__Requirement__
From the entries below, tally how many lines contain "icon" and report only that figure.

__Raw data__

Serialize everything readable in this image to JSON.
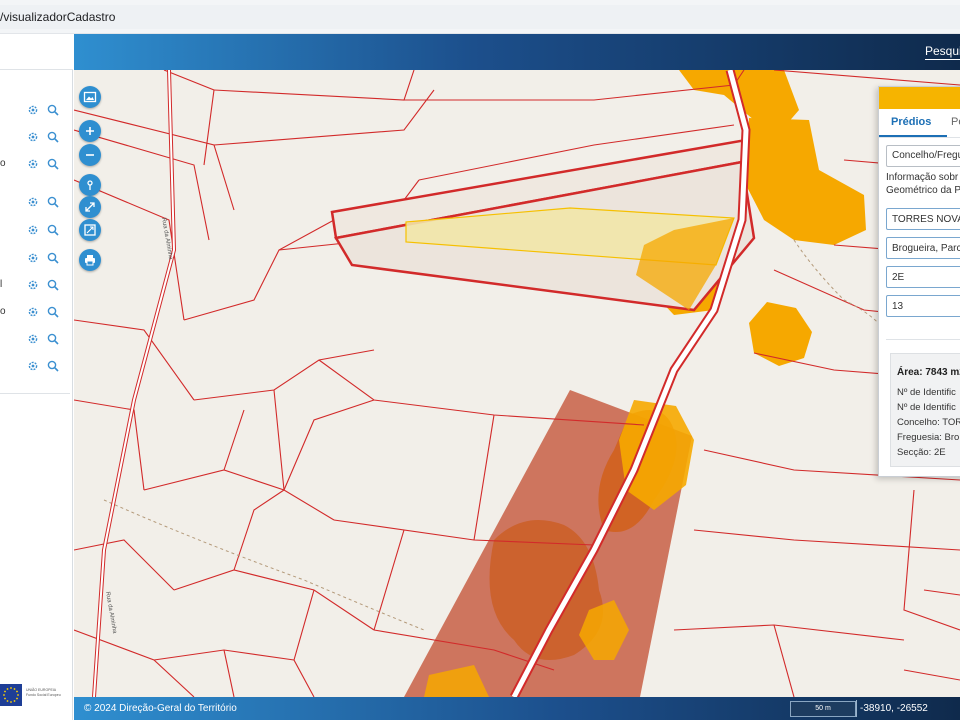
{
  "browser": {
    "url_text": "/visualizadorCadastro"
  },
  "header": {
    "search_tab": "Pesqui"
  },
  "sidebar": {
    "rows": [
      {
        "fragment": ""
      },
      {
        "fragment": ""
      },
      {
        "fragment": "o"
      },
      {
        "fragment": ""
      },
      {
        "fragment": ""
      },
      {
        "fragment": ""
      },
      {
        "fragment": "l"
      },
      {
        "fragment": "o"
      },
      {
        "fragment": ""
      },
      {
        "fragment": ""
      }
    ],
    "eu_text": [
      "UNIÃO EUROPEIA",
      "Fundo Social Europeu"
    ]
  },
  "panel": {
    "tabs": [
      "Prédios",
      "Pe"
    ],
    "select_value": "Concelho/Fregu",
    "info_line1": "Informação sobr",
    "info_line2": "Geométrico da P",
    "fields": [
      "TORRES NOVAS",
      "Brogueira, Parc",
      "2E",
      "13"
    ],
    "result": {
      "area": "Área: 7843 m2",
      "lines": [
        "Nº de Identific",
        "Nº de Identific",
        "Concelho: TOR",
        "Freguesia: Bro",
        "Secção: 2E"
      ]
    }
  },
  "map": {
    "road_labels": [
      "Rua da Alminha",
      "Rua da Alminha"
    ],
    "tools": [
      "image-icon",
      "zoom-in-icon",
      "zoom-out-icon",
      "locate-icon",
      "fullscreen-icon",
      "extent-icon",
      "print-icon"
    ]
  },
  "footer": {
    "copyright": "© 2024 Direção-Geral do Território",
    "scale": "50 m",
    "coords": "-38910, -26552"
  },
  "colors": {
    "brand_blue": "#2f8fd0",
    "header_dark": "#0f2a4c",
    "parcel_red": "#d22a2a",
    "selected_parcel": "#f2e6a8",
    "fire_orange": "#f6a800",
    "burnt_brown": "#c8644a",
    "panel_header": "#f6b400"
  }
}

__Problem solution__
7